▸ **DATA SHOWN**:
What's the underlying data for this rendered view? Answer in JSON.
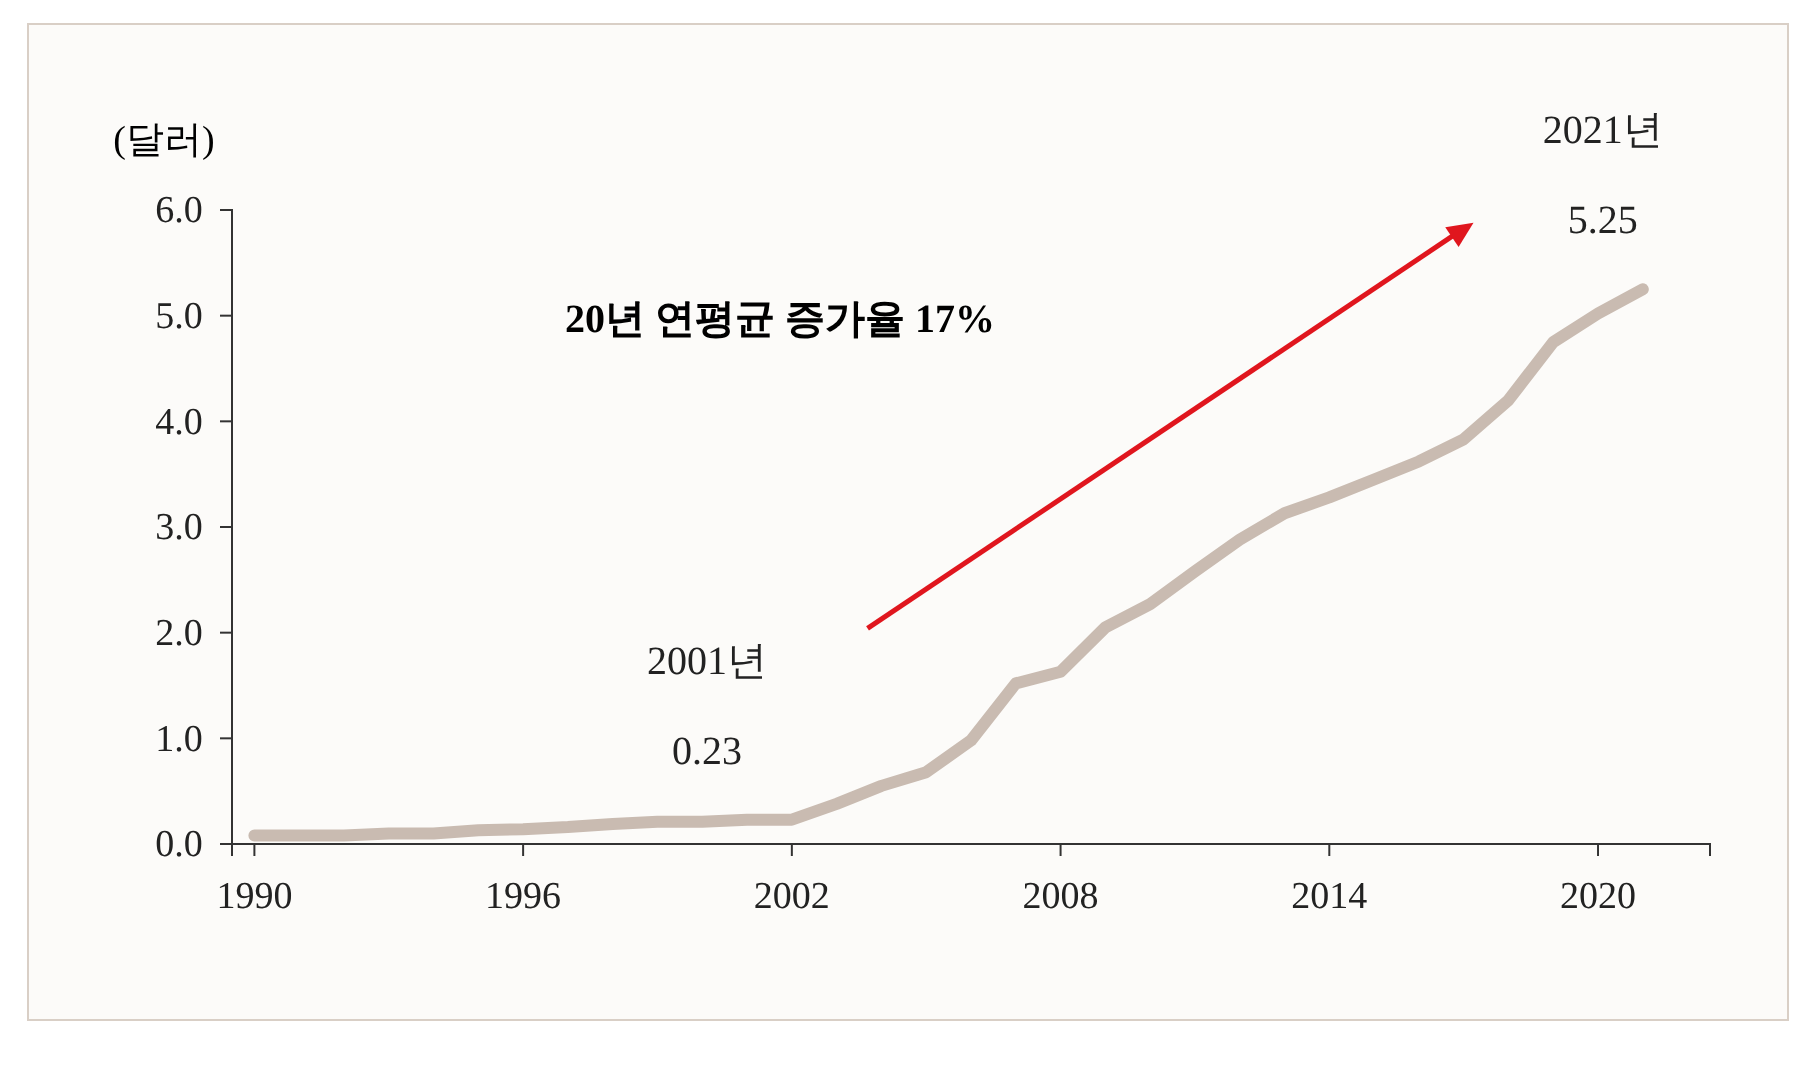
{
  "chart_data": {
    "type": "line",
    "ylabel": "(달러)",
    "annotations": [
      "20년 연평균 증가율 17%",
      "2001년",
      {
        "text": "0.23",
        "x": 2001,
        "y": 0.23
      },
      "2021년",
      {
        "text": "5.25",
        "x": 2021,
        "y": 5.25
      }
    ],
    "x": [
      1990,
      1991,
      1992,
      1993,
      1994,
      1995,
      1996,
      1997,
      1998,
      1999,
      2000,
      2001,
      2002,
      2003,
      2004,
      2005,
      2006,
      2007,
      2008,
      2009,
      2010,
      2011,
      2012,
      2013,
      2014,
      2015,
      2016,
      2017,
      2018,
      2019,
      2020,
      2021
    ],
    "series": [
      {
        "color": "#c9bbb1",
        "values": [
          0.08,
          0.08,
          0.08,
          0.1,
          0.1,
          0.13,
          0.14,
          0.16,
          0.19,
          0.21,
          0.21,
          0.23,
          0.23,
          0.38,
          0.55,
          0.68,
          0.98,
          1.52,
          1.63,
          2.05,
          2.27,
          2.58,
          2.88,
          3.13,
          3.28,
          3.45,
          3.62,
          3.83,
          4.2,
          4.75,
          5.02,
          5.25
        ]
      }
    ],
    "xlim": [
      1989.5,
      2022.5
    ],
    "xticks": [
      1990,
      1996,
      2002,
      2008,
      2014,
      2020
    ],
    "ylim": [
      0,
      6
    ],
    "yticks": [
      {
        "value": 0,
        "label": "0.0"
      },
      {
        "value": 1,
        "label": "1.0"
      },
      {
        "value": 2,
        "label": "2.0"
      },
      {
        "value": 3,
        "label": "3.0"
      },
      {
        "value": 4,
        "label": "4.0"
      },
      {
        "value": 5,
        "label": "5.0"
      },
      {
        "value": 6,
        "label": "6.0"
      }
    ],
    "grid": false,
    "marker": "none",
    "line_style": "solid"
  }
}
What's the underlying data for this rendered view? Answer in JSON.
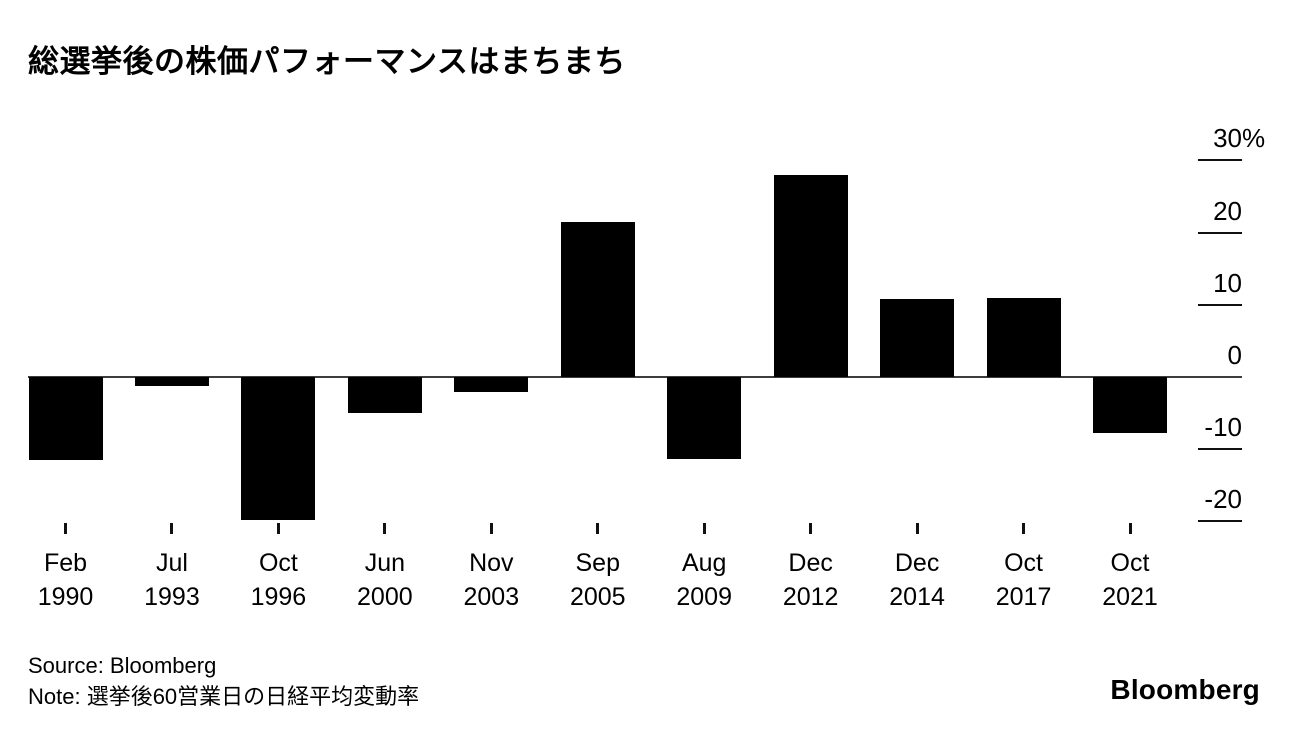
{
  "title": "総選挙後の株価パフォーマンスはまちまち",
  "footer": {
    "source_line": "Source: Bloomberg",
    "note_line": "Note: 選挙後60営業日の日経平均変動率"
  },
  "logo_text": "Bloomberg",
  "colors": {
    "bar": "#000000",
    "axis_line": "#3d3d3d",
    "tick": "#111111",
    "text": "#000000",
    "background": "#ffffff"
  },
  "chart_data": {
    "type": "bar",
    "title": "総選挙後の株価パフォーマンスはまちまち",
    "categories": [
      {
        "month": "Feb",
        "year": "1990"
      },
      {
        "month": "Jul",
        "year": "1993"
      },
      {
        "month": "Oct",
        "year": "1996"
      },
      {
        "month": "Jun",
        "year": "2000"
      },
      {
        "month": "Nov",
        "year": "2003"
      },
      {
        "month": "Sep",
        "year": "2005"
      },
      {
        "month": "Aug",
        "year": "2009"
      },
      {
        "month": "Dec",
        "year": "2012"
      },
      {
        "month": "Dec",
        "year": "2014"
      },
      {
        "month": "Oct",
        "year": "2017"
      },
      {
        "month": "Oct",
        "year": "2021"
      }
    ],
    "values": [
      -11.5,
      -1.2,
      -19.8,
      -5.0,
      -2.1,
      21.5,
      -11.3,
      28.0,
      10.8,
      11.0,
      -7.8
    ],
    "series_name": "選挙後60営業日の日経平均変動率",
    "xlabel": "",
    "ylabel": "",
    "y_unit_suffix": "%",
    "yticks": [
      30,
      20,
      10,
      0,
      -10,
      -20
    ],
    "ylim": [
      -21.5,
      35
    ],
    "grid": false,
    "legend_position": "none",
    "axis_side": "right",
    "bar_color": "#000000"
  }
}
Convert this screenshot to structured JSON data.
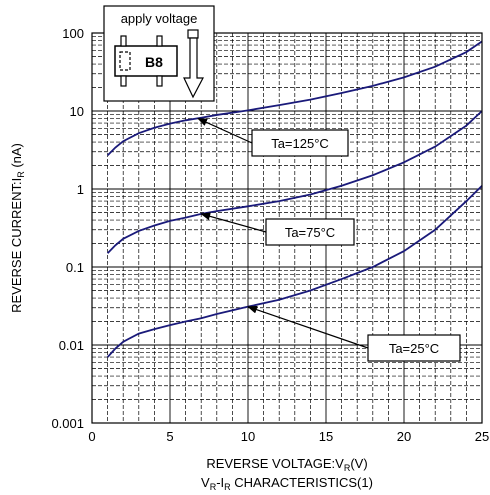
{
  "chart_data": {
    "type": "line",
    "x_scale": "linear",
    "y_scale": "log",
    "xlim": [
      0,
      25
    ],
    "ylim": [
      0.001,
      100
    ],
    "x_ticks": [
      "0",
      "5",
      "10",
      "15",
      "20",
      "25"
    ],
    "y_ticks": [
      "0.001",
      "0.01",
      "0.1",
      "1",
      "10",
      "100"
    ],
    "xlabel_main": "REVERSE VOLTAGE",
    "xlabel_colon": ":",
    "xlabel_sym": "V",
    "xlabel_sub": "R",
    "xlabel_unit": "(V)",
    "ylabel_main": "REVERSE CURRENT",
    "ylabel_colon": ":",
    "ylabel_sym": "I",
    "ylabel_sub": "R",
    "ylabel_unit": " (nA)",
    "caption_sym": "V",
    "caption_sub": "R",
    "caption_rest": "-I",
    "caption_sub2": "R",
    "caption_tail": " CHARACTERISTICS(1)",
    "grid": true,
    "series": [
      {
        "name": "Ta=125°C",
        "x": [
          1,
          1.5,
          2,
          3,
          4,
          5,
          6,
          7,
          8,
          10,
          12,
          14,
          16,
          18,
          20,
          22,
          24,
          25
        ],
        "y": [
          2.7,
          3.4,
          4.1,
          5.2,
          6.1,
          6.9,
          7.6,
          8.2,
          8.9,
          10.2,
          11.9,
          14.0,
          17.0,
          21.0,
          27.0,
          37.0,
          57.0,
          78.0
        ]
      },
      {
        "name": "Ta=75°C",
        "x": [
          1,
          1.5,
          2,
          3,
          4,
          5,
          6,
          7,
          8,
          10,
          12,
          14,
          16,
          18,
          20,
          22,
          24,
          25
        ],
        "y": [
          0.15,
          0.19,
          0.23,
          0.29,
          0.34,
          0.39,
          0.43,
          0.48,
          0.52,
          0.6,
          0.7,
          0.85,
          1.1,
          1.5,
          2.2,
          3.5,
          6.5,
          10.0
        ]
      },
      {
        "name": "Ta=25°C",
        "x": [
          1,
          1.5,
          2,
          3,
          4,
          5,
          6,
          7,
          8,
          10,
          12,
          14,
          16,
          18,
          20,
          22,
          24,
          25
        ],
        "y": [
          0.007,
          0.009,
          0.011,
          0.014,
          0.016,
          0.018,
          0.02,
          0.022,
          0.025,
          0.031,
          0.038,
          0.05,
          0.07,
          0.1,
          0.16,
          0.3,
          0.7,
          1.1
        ]
      }
    ],
    "annotations": [
      {
        "text": "Ta=125°C",
        "target_x": 6.8,
        "target_y": 8.0
      },
      {
        "text": "Ta=75°C",
        "target_x": 7.0,
        "target_y": 0.48
      },
      {
        "text": "Ta=25°C",
        "target_x": 10.0,
        "target_y": 0.031
      }
    ],
    "inset": {
      "label": "apply voltage",
      "marking": "B8",
      "icon": "arrow-down-icon"
    }
  }
}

▸ **TASK BRIEF**: Set down all the data again exactly as above, pictures excluded.

▸ **IN RESPONSE**:
What's the underlying data for this rendered view? Answer in JSON.
{
  "chart_data": {
    "type": "line",
    "ylabel": "(달러)",
    "annotations": [
      "20년 연평균 증가율 17%",
      "2001년",
      {
        "text": "0.23",
        "x": 2001,
        "y": 0.23
      },
      "2021년",
      {
        "text": "5.25",
        "x": 2021,
        "y": 5.25
      }
    ],
    "x": [
      1990,
      1991,
      1992,
      1993,
      1994,
      1995,
      1996,
      1997,
      1998,
      1999,
      2000,
      2001,
      2002,
      2003,
      2004,
      2005,
      2006,
      2007,
      2008,
      2009,
      2010,
      2011,
      2012,
      2013,
      2014,
      2015,
      2016,
      2017,
      2018,
      2019,
      2020,
      2021
    ],
    "series": [
      {
        "color": "#c9bbb1",
        "values": [
          0.08,
          0.08,
          0.08,
          0.1,
          0.1,
          0.13,
          0.14,
          0.16,
          0.19,
          0.21,
          0.21,
          0.23,
          0.23,
          0.38,
          0.55,
          0.68,
          0.98,
          1.52,
          1.63,
          2.05,
          2.27,
          2.58,
          2.88,
          3.13,
          3.28,
          3.45,
          3.62,
          3.83,
          4.2,
          4.75,
          5.02,
          5.25
        ]
      }
    ],
    "xlim": [
      1989.5,
      2022.5
    ],
    "xticks": [
      1990,
      1996,
      2002,
      2008,
      2014,
      2020
    ],
    "ylim": [
      0,
      6
    ],
    "yticks": [
      {
        "value": 0,
        "label": "0.0"
      },
      {
        "value": 1,
        "label": "1.0"
      },
      {
        "value": 2,
        "label": "2.0"
      },
      {
        "value": 3,
        "label": "3.0"
      },
      {
        "value": 4,
        "label": "4.0"
      },
      {
        "value": 5,
        "label": "5.0"
      },
      {
        "value": 6,
        "label": "6.0"
      }
    ],
    "grid": false,
    "marker": "none",
    "line_style": "solid"
  }
}
What's the underlying data for this rendered view? Answer in JSON.
{
  "title": "総選挙後の株価パフォーマンスはまちまち",
  "footer": {
    "source_line": "Source: Bloomberg",
    "note_line": "Note: 選挙後60営業日の日経平均変動率"
  },
  "logo_text": "Bloomberg",
  "colors": {
    "bar": "#000000",
    "axis_line": "#3d3d3d",
    "tick": "#111111",
    "text": "#000000",
    "background": "#ffffff"
  },
  "chart_data": {
    "type": "bar",
    "title": "総選挙後の株価パフォーマンスはまちまち",
    "categories": [
      {
        "month": "Feb",
        "year": "1990"
      },
      {
        "month": "Jul",
        "year": "1993"
      },
      {
        "month": "Oct",
        "year": "1996"
      },
      {
        "month": "Jun",
        "year": "2000"
      },
      {
        "month": "Nov",
        "year": "2003"
      },
      {
        "month": "Sep",
        "year": "2005"
      },
      {
        "month": "Aug",
        "year": "2009"
      },
      {
        "month": "Dec",
        "year": "2012"
      },
      {
        "month": "Dec",
        "year": "2014"
      },
      {
        "month": "Oct",
        "year": "2017"
      },
      {
        "month": "Oct",
        "year": "2021"
      }
    ],
    "values": [
      -11.5,
      -1.2,
      -19.8,
      -5.0,
      -2.1,
      21.5,
      -11.3,
      28.0,
      10.8,
      11.0,
      -7.8
    ],
    "series_name": "選挙後60営業日の日経平均変動率",
    "xlabel": "",
    "ylabel": "",
    "y_unit_suffix": "%",
    "yticks": [
      30,
      20,
      10,
      0,
      -10,
      -20
    ],
    "ylim": [
      -21.5,
      35
    ],
    "grid": false,
    "legend_position": "none",
    "axis_side": "right",
    "bar_color": "#000000"
  }
}
Convert this screenshot to structured JSON data.
{
  "chart_data": {
    "type": "line",
    "x_scale": "linear",
    "y_scale": "log",
    "xlim": [
      0,
      25
    ],
    "ylim": [
      0.001,
      100
    ],
    "x_ticks": [
      "0",
      "5",
      "10",
      "15",
      "20",
      "25"
    ],
    "y_ticks": [
      "0.001",
      "0.01",
      "0.1",
      "1",
      "10",
      "100"
    ],
    "xlabel_main": "REVERSE VOLTAGE",
    "xlabel_colon": ":",
    "xlabel_sym": "V",
    "xlabel_sub": "R",
    "xlabel_unit": "(V)",
    "ylabel_main": "REVERSE CURRENT",
    "ylabel_colon": ":",
    "ylabel_sym": "I",
    "ylabel_sub": "R",
    "ylabel_unit": " (nA)",
    "caption_sym": "V",
    "caption_sub": "R",
    "caption_rest": "-I",
    "caption_sub2": "R",
    "caption_tail": " CHARACTERISTICS(1)",
    "grid": true,
    "series": [
      {
        "name": "Ta=125°C",
        "x": [
          1,
          1.5,
          2,
          3,
          4,
          5,
          6,
          7,
          8,
          10,
          12,
          14,
          16,
          18,
          20,
          22,
          24,
          25
        ],
        "y": [
          2.7,
          3.4,
          4.1,
          5.2,
          6.1,
          6.9,
          7.6,
          8.2,
          8.9,
          10.2,
          11.9,
          14.0,
          17.0,
          21.0,
          27.0,
          37.0,
          57.0,
          78.0
        ]
      },
      {
        "name": "Ta=75°C",
        "x": [
          1,
          1.5,
          2,
          3,
          4,
          5,
          6,
          7,
          8,
          10,
          12,
          14,
          16,
          18,
          20,
          22,
          24,
          25
        ],
        "y": [
          0.15,
          0.19,
          0.23,
          0.29,
          0.34,
          0.39,
          0.43,
          0.48,
          0.52,
          0.6,
          0.7,
          0.85,
          1.1,
          1.5,
          2.2,
          3.5,
          6.5,
          10.0
        ]
      },
      {
        "name": "Ta=25°C",
        "x": [
          1,
          1.5,
          2,
          3,
          4,
          5,
          6,
          7,
          8,
          10,
          12,
          14,
          16,
          18,
          20,
          22,
          24,
          25
        ],
        "y": [
          0.007,
          0.009,
          0.011,
          0.014,
          0.016,
          0.018,
          0.02,
          0.022,
          0.025,
          0.031,
          0.038,
          0.05,
          0.07,
          0.1,
          0.16,
          0.3,
          0.7,
          1.1
        ]
      }
    ],
    "annotations": [
      {
        "text": "Ta=125°C",
        "target_x": 6.8,
        "target_y": 8.0
      },
      {
        "text": "Ta=75°C",
        "target_x": 7.0,
        "target_y": 0.48
      },
      {
        "text": "Ta=25°C",
        "target_x": 10.0,
        "target_y": 0.031
      }
    ],
    "inset": {
      "label": "apply voltage",
      "marking": "B8",
      "icon": "arrow-down-icon"
    }
  }
}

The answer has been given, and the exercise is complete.